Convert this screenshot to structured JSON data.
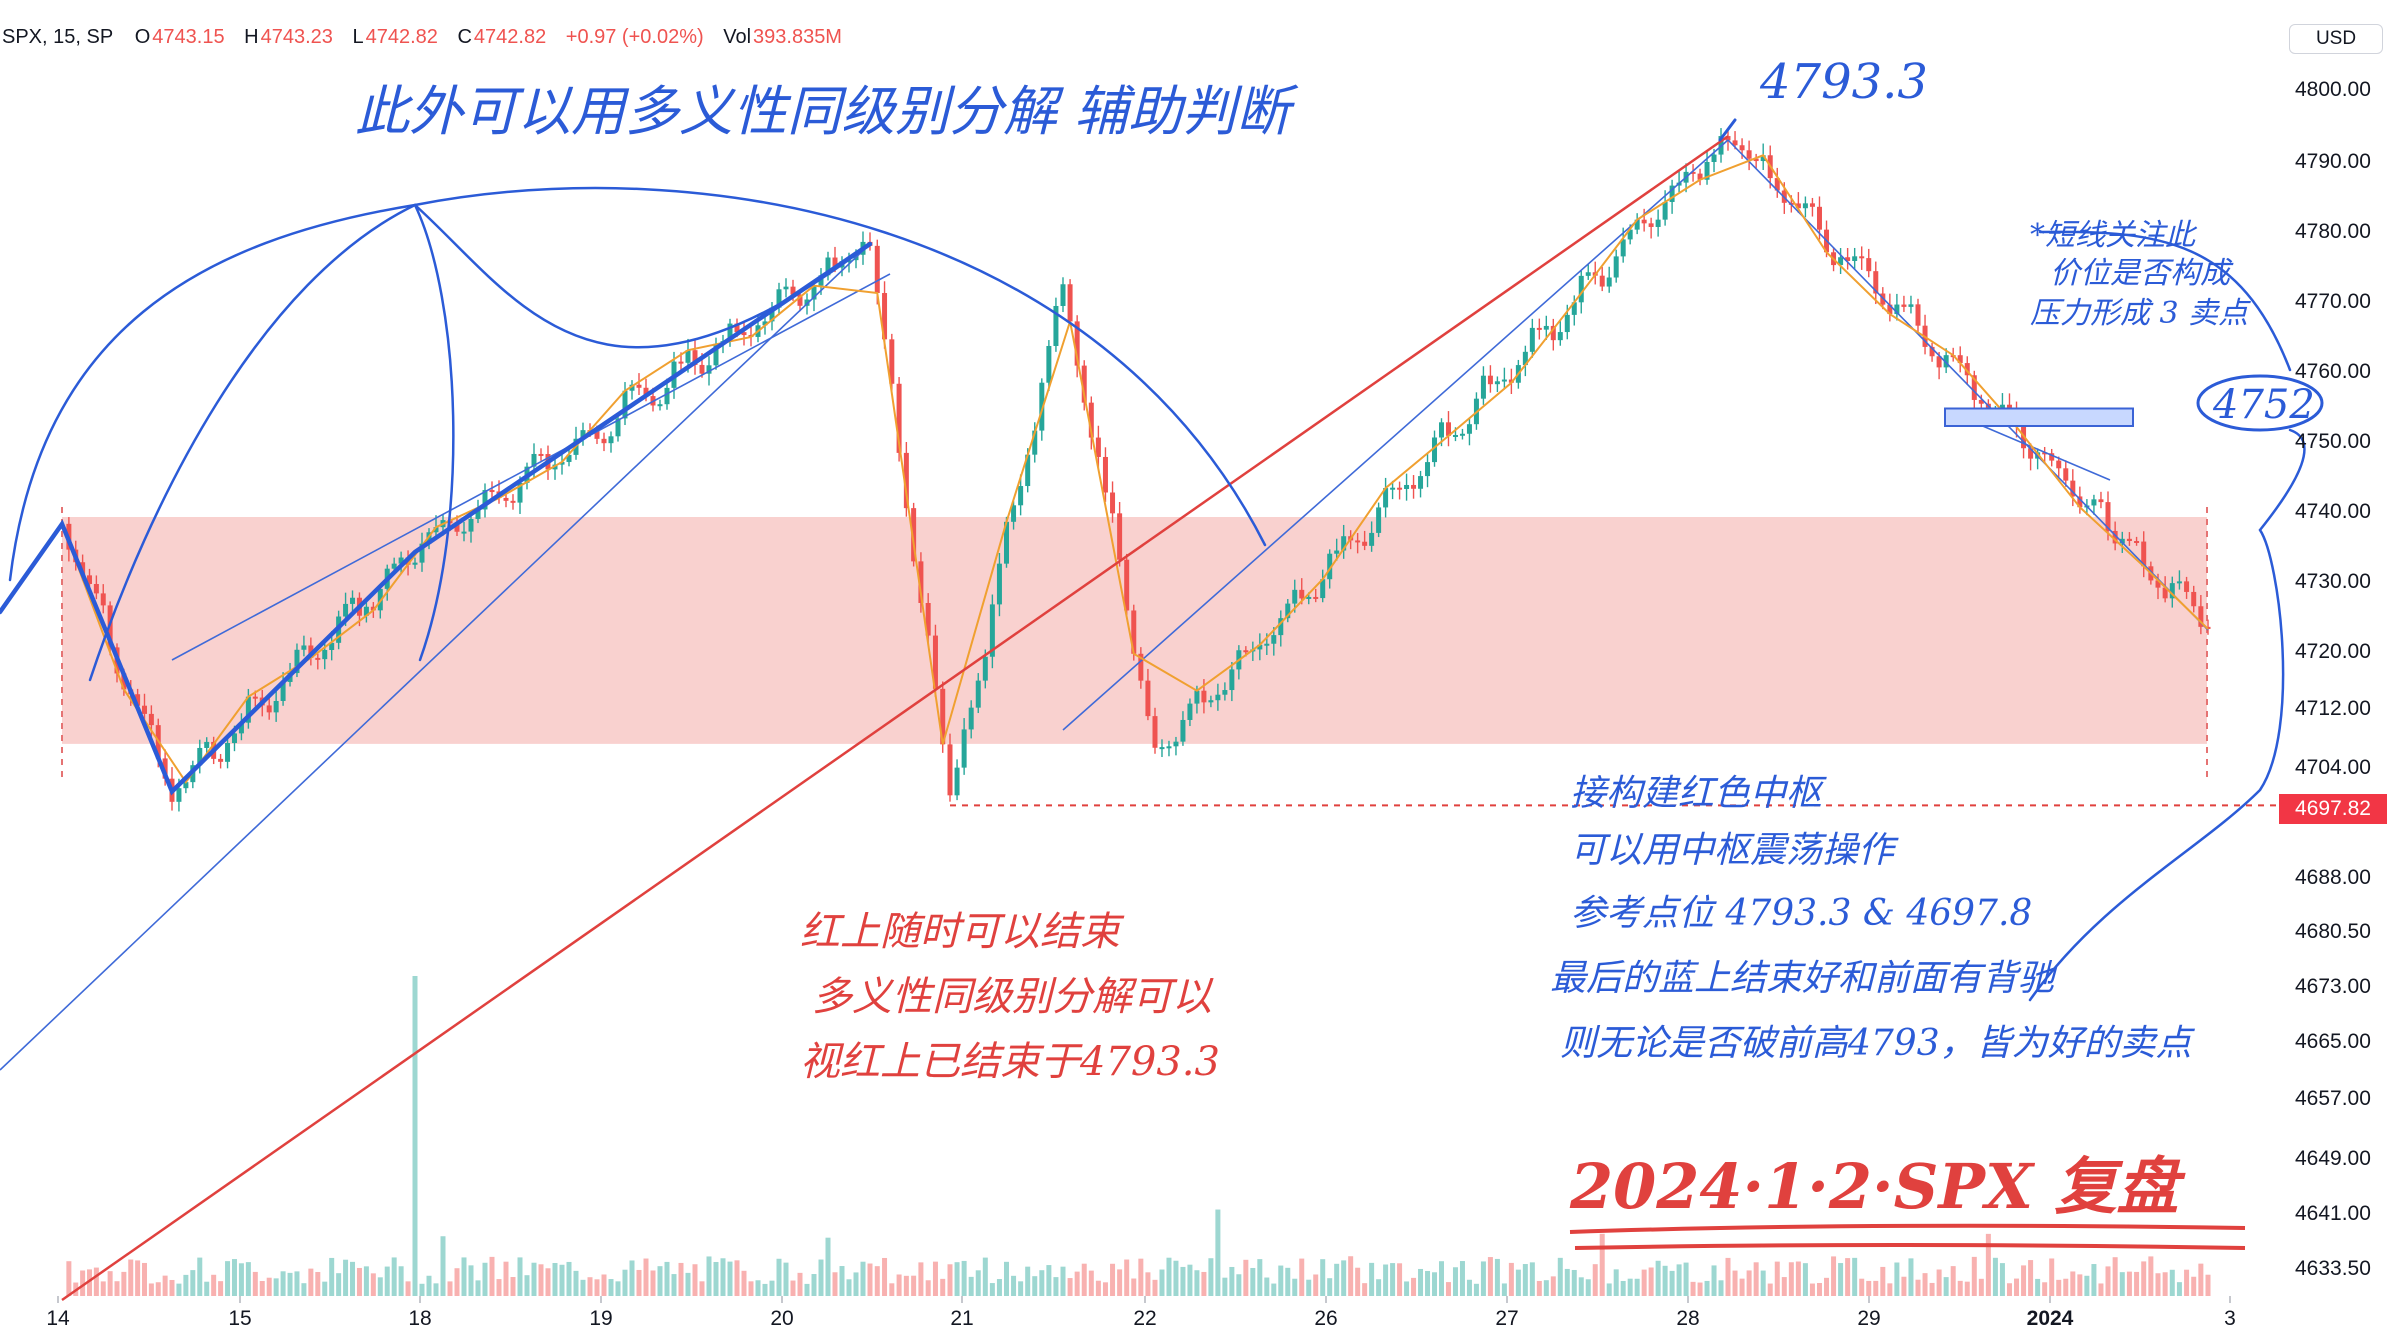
{
  "header": {
    "symbol": "SPX, 15, SP",
    "open_label": "O",
    "open": "4743.15",
    "high_label": "H",
    "high": "4743.23",
    "low_label": "L",
    "low": "4742.82",
    "close_label": "C",
    "close": "4742.82",
    "change": "+0.97 (+0.02%)",
    "vol_label": "Vol",
    "volume": "393.835M"
  },
  "currency": "USD",
  "last_price_label": "4697.82",
  "colors": {
    "up": "#26a69a",
    "down": "#ef5350",
    "zone_fill": "#f8c9c7",
    "blue_ink": "#2b5bd7",
    "red_ink": "#e0413e",
    "orange": "#f0a030",
    "last_label_bg": "#f23645"
  },
  "chart_data": {
    "type": "candlestick",
    "symbol": "SPX",
    "interval": "15",
    "y_ticks": [
      "4800.00",
      "4790.00",
      "4780.00",
      "4770.00",
      "4760.00",
      "4750.00",
      "4740.00",
      "4730.00",
      "4720.00",
      "4712.00",
      "4704.00",
      "4696.00",
      "4688.00",
      "4680.50",
      "4673.00",
      "4665.00",
      "4657.00",
      "4649.00",
      "4641.00",
      "4633.50"
    ],
    "x_ticks": [
      "14",
      "15",
      "18",
      "19",
      "20",
      "21",
      "22",
      "26",
      "27",
      "28",
      "29",
      "2024",
      "3"
    ],
    "x_tick_bold": "2024",
    "ylim": [
      4630,
      4805
    ],
    "swing_points": [
      {
        "session": "14",
        "price": 4738
      },
      {
        "session": "15",
        "price": 4700
      },
      {
        "session": "18",
        "price": 4734
      },
      {
        "session": "20",
        "price": 4778
      },
      {
        "session": "21",
        "price": 4697.82
      },
      {
        "session": "22",
        "price": 4772
      },
      {
        "session": "22",
        "price": 4706
      },
      {
        "session": "28",
        "price": 4793.3
      },
      {
        "session": "2024",
        "price": 4738
      },
      {
        "session": "3",
        "price": 4723
      }
    ],
    "consolidation_zone": {
      "from": 4707,
      "to": 4739
    },
    "resistance_box": {
      "from": 4752,
      "to": 4754.5
    },
    "reference_line": 4697.82
  },
  "annotations": {
    "top_note": "此外可以用多义性同级别分解 辅助判断",
    "peak_value": "4793.3",
    "right_note": [
      "*短线关注此",
      "价位是否构成",
      "压力形成 3 卖点"
    ],
    "circle_value": "4752",
    "red_note": [
      "红上随时可以结束",
      "多义性同级别分解可以",
      "视红上已结束于4793.3"
    ],
    "blue_note": [
      "接构建红色中枢",
      "可以用中枢震荡操作",
      "参考点位 4793.3 & 4697.8",
      "最后的蓝上结束好和前面有背驰",
      "则无论是否破前高4793，皆为好的卖点"
    ],
    "date_stamp": "2024·1·2·SPX 复盘"
  }
}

EXERCISE DESCRIPTION: Print out every entry above without changing a word, and leave out the pictures.

WRITTEN ANSWER:
Convert this screenshot to structured JSON data.
{
  "header": {
    "symbol": "SPX, 15, SP",
    "open_label": "O",
    "open": "4743.15",
    "high_label": "H",
    "high": "4743.23",
    "low_label": "L",
    "low": "4742.82",
    "close_label": "C",
    "close": "4742.82",
    "change": "+0.97 (+0.02%)",
    "vol_label": "Vol",
    "volume": "393.835M"
  },
  "currency": "USD",
  "last_price_label": "4697.82",
  "colors": {
    "up": "#26a69a",
    "down": "#ef5350",
    "zone_fill": "#f8c9c7",
    "blue_ink": "#2b5bd7",
    "red_ink": "#e0413e",
    "orange": "#f0a030",
    "last_label_bg": "#f23645"
  },
  "chart_data": {
    "type": "candlestick",
    "symbol": "SPX",
    "interval": "15",
    "y_ticks": [
      "4800.00",
      "4790.00",
      "4780.00",
      "4770.00",
      "4760.00",
      "4750.00",
      "4740.00",
      "4730.00",
      "4720.00",
      "4712.00",
      "4704.00",
      "4696.00",
      "4688.00",
      "4680.50",
      "4673.00",
      "4665.00",
      "4657.00",
      "4649.00",
      "4641.00",
      "4633.50"
    ],
    "x_ticks": [
      "14",
      "15",
      "18",
      "19",
      "20",
      "21",
      "22",
      "26",
      "27",
      "28",
      "29",
      "2024",
      "3"
    ],
    "x_tick_bold": "2024",
    "ylim": [
      4630,
      4805
    ],
    "swing_points": [
      {
        "session": "14",
        "price": 4738
      },
      {
        "session": "15",
        "price": 4700
      },
      {
        "session": "18",
        "price": 4734
      },
      {
        "session": "20",
        "price": 4778
      },
      {
        "session": "21",
        "price": 4697.82
      },
      {
        "session": "22",
        "price": 4772
      },
      {
        "session": "22",
        "price": 4706
      },
      {
        "session": "28",
        "price": 4793.3
      },
      {
        "session": "2024",
        "price": 4738
      },
      {
        "session": "3",
        "price": 4723
      }
    ],
    "consolidation_zone": {
      "from": 4707,
      "to": 4739
    },
    "resistance_box": {
      "from": 4752,
      "to": 4754.5
    },
    "reference_line": 4697.82
  },
  "annotations": {
    "top_note": "此外可以用多义性同级别分解 辅助判断",
    "peak_value": "4793.3",
    "right_note": [
      "*短线关注此",
      "价位是否构成",
      "压力形成 3 卖点"
    ],
    "circle_value": "4752",
    "red_note": [
      "红上随时可以结束",
      "多义性同级别分解可以",
      "视红上已结束于4793.3"
    ],
    "blue_note": [
      "接构建红色中枢",
      "可以用中枢震荡操作",
      "参考点位 4793.3 & 4697.8",
      "最后的蓝上结束好和前面有背驰",
      "则无论是否破前高4793，皆为好的卖点"
    ],
    "date_stamp": "2024·1·2·SPX 复盘"
  }
}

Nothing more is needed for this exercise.